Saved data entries
==*==
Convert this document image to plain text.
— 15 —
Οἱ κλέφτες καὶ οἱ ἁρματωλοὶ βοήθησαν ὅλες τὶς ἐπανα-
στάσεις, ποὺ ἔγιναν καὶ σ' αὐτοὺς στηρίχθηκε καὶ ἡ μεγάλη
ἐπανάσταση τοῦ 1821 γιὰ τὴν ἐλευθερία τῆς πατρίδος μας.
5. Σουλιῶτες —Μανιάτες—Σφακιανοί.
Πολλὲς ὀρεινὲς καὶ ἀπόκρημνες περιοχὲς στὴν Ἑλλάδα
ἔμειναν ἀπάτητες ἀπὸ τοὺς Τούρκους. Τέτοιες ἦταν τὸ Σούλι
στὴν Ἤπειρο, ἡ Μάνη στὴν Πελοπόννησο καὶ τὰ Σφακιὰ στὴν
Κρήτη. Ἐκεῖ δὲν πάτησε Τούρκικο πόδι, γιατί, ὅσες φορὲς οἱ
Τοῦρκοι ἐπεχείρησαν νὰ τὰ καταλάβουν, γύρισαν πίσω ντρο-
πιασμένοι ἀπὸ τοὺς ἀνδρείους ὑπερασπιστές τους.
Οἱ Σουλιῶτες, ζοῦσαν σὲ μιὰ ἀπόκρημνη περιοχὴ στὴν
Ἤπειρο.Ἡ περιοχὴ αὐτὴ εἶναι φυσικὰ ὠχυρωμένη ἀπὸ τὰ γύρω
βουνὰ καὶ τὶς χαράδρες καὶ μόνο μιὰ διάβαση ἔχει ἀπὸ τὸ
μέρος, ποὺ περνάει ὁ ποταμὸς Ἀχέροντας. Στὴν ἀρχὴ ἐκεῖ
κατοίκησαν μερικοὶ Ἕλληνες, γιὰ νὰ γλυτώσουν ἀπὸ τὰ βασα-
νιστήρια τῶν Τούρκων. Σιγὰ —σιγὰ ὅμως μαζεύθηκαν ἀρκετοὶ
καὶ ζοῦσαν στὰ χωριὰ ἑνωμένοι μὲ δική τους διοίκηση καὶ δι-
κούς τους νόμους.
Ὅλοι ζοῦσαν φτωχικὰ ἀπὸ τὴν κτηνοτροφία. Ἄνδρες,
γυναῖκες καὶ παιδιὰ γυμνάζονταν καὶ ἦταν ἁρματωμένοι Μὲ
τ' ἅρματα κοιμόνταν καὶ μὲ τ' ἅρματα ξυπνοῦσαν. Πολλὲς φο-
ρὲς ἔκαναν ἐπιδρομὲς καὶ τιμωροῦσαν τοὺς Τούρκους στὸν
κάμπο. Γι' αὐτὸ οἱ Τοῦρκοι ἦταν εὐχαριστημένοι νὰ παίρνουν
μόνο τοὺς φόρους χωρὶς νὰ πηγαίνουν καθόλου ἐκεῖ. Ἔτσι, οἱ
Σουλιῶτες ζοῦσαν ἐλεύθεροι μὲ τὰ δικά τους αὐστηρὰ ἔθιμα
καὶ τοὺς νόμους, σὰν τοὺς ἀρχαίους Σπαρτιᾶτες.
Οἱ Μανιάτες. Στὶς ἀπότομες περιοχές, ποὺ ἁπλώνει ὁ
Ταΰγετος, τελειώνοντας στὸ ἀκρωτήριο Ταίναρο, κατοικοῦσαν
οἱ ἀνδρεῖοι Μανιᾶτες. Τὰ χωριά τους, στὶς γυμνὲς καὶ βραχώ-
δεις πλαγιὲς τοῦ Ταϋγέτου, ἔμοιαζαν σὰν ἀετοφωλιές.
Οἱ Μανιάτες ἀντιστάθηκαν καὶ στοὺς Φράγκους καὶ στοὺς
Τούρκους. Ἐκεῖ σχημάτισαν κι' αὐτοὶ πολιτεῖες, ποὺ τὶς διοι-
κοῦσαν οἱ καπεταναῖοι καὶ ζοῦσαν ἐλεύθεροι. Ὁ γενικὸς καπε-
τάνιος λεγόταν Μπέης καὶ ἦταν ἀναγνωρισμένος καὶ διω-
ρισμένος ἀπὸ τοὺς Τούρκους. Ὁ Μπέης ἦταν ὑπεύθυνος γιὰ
==*==
Given task
Collect from the data above every line that includes "ζοῦσαν".

Answer for this exercise
Οἱ Σουλιῶτες, ζοῦσαν σὲ μιὰ ἀπόκρημνη περιοχὴ στὴν
καὶ ζοῦσαν στὰ χωριὰ ἑνωμένοι μὲ δική τους διοίκηση καὶ δι-
Ὅλοι ζοῦσαν φτωχικὰ ἀπὸ τὴν κτηνοτροφία. Ἄνδρες,
Σουλιῶτες ζοῦσαν ἐλεύθεροι μὲ τὰ δικά τους αὐστηρὰ ἔθιμα
κοῦσαν οἱ καπεταναῖοι καὶ ζοῦσαν ἐλεύθεροι. Ὁ γενικὸς καπε-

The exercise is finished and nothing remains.